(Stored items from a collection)
-------
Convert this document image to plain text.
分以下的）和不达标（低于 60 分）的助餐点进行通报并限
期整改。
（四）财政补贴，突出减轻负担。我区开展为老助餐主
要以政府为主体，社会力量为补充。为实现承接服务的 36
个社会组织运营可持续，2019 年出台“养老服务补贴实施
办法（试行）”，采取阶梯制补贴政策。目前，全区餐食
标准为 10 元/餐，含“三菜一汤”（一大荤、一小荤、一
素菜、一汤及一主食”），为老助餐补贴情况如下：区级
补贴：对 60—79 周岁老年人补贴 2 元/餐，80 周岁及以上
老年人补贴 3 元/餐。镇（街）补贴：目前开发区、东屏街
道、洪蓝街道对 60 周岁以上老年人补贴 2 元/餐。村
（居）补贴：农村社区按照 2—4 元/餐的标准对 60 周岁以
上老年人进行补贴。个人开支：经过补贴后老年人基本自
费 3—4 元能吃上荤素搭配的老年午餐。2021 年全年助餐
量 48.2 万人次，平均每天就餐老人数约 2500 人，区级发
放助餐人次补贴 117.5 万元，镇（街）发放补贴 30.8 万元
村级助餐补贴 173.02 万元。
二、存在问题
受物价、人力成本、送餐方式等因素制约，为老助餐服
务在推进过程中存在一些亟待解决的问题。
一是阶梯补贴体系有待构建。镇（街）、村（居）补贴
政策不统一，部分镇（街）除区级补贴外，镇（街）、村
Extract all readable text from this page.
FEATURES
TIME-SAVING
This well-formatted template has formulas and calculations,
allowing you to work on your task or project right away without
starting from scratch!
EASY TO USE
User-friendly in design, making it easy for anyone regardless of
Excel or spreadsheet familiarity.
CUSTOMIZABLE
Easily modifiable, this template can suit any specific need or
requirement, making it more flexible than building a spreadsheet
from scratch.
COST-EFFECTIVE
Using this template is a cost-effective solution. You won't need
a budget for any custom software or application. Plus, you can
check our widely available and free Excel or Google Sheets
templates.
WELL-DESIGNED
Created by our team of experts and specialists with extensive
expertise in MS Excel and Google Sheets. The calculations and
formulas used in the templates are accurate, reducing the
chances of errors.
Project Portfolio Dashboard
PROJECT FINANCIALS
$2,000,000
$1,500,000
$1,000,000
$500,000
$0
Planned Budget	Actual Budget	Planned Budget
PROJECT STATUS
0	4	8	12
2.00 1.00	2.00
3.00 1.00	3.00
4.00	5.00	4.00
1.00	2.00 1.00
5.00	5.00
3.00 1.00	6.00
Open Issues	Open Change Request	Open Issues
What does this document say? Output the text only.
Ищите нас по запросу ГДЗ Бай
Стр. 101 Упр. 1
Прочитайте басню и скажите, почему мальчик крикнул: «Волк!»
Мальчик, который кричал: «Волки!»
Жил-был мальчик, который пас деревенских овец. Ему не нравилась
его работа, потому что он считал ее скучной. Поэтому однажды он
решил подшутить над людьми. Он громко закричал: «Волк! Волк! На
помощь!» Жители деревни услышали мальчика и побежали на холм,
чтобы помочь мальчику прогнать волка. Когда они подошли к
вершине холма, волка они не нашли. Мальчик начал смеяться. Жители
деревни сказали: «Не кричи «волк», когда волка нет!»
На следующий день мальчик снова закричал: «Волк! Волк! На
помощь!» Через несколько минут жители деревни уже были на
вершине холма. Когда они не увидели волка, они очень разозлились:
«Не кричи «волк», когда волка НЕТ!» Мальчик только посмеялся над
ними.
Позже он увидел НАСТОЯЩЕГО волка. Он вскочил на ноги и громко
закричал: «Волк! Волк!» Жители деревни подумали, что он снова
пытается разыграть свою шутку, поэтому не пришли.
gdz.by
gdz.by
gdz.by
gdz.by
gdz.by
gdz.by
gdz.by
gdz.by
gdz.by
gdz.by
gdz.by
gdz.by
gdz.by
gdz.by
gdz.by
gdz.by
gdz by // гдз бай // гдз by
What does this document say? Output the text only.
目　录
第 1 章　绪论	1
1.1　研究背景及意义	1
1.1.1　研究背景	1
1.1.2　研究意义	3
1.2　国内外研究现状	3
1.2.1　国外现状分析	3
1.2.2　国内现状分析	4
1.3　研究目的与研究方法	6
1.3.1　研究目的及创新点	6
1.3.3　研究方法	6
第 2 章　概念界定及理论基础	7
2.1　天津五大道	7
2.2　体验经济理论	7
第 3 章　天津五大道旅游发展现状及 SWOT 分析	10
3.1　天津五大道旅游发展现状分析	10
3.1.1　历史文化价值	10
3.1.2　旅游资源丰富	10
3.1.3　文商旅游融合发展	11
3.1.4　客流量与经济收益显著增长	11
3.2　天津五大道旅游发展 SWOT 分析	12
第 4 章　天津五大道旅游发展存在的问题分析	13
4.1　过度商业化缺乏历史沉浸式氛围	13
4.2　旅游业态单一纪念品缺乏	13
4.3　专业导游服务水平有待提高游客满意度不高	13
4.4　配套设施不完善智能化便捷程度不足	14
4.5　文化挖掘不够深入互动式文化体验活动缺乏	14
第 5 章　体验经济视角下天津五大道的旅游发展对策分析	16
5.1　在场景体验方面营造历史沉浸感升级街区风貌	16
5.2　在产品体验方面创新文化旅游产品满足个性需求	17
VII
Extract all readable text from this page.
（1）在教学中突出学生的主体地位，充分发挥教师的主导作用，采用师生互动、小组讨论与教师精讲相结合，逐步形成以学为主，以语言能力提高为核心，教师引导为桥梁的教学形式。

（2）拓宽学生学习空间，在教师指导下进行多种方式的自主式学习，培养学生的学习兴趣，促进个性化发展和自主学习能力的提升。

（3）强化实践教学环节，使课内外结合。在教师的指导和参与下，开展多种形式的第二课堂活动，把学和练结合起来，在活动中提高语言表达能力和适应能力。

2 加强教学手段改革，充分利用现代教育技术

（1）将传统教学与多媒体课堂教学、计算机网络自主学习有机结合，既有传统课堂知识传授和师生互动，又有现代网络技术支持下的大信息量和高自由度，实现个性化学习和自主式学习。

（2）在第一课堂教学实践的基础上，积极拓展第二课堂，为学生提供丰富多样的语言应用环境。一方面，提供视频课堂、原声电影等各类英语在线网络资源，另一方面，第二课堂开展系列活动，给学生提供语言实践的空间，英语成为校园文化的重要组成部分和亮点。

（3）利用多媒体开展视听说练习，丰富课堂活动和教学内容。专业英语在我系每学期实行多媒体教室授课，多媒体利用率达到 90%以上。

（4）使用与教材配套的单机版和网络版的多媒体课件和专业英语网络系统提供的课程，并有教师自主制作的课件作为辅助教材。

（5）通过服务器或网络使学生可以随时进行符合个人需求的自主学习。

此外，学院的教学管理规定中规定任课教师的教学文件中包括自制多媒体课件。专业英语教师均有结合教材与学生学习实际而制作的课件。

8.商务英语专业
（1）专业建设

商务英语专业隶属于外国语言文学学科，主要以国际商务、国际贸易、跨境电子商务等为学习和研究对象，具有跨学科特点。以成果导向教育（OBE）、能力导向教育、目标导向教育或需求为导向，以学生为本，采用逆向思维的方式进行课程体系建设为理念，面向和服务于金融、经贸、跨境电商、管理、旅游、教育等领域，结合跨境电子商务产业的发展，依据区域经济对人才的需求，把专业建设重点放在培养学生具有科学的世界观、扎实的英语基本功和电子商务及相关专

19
-------
● **Prompt**
Pull out all lines in the data above that include "templates".

● **Answer to this exercise**
templates.
formulas used in the templates are accurate, reducing the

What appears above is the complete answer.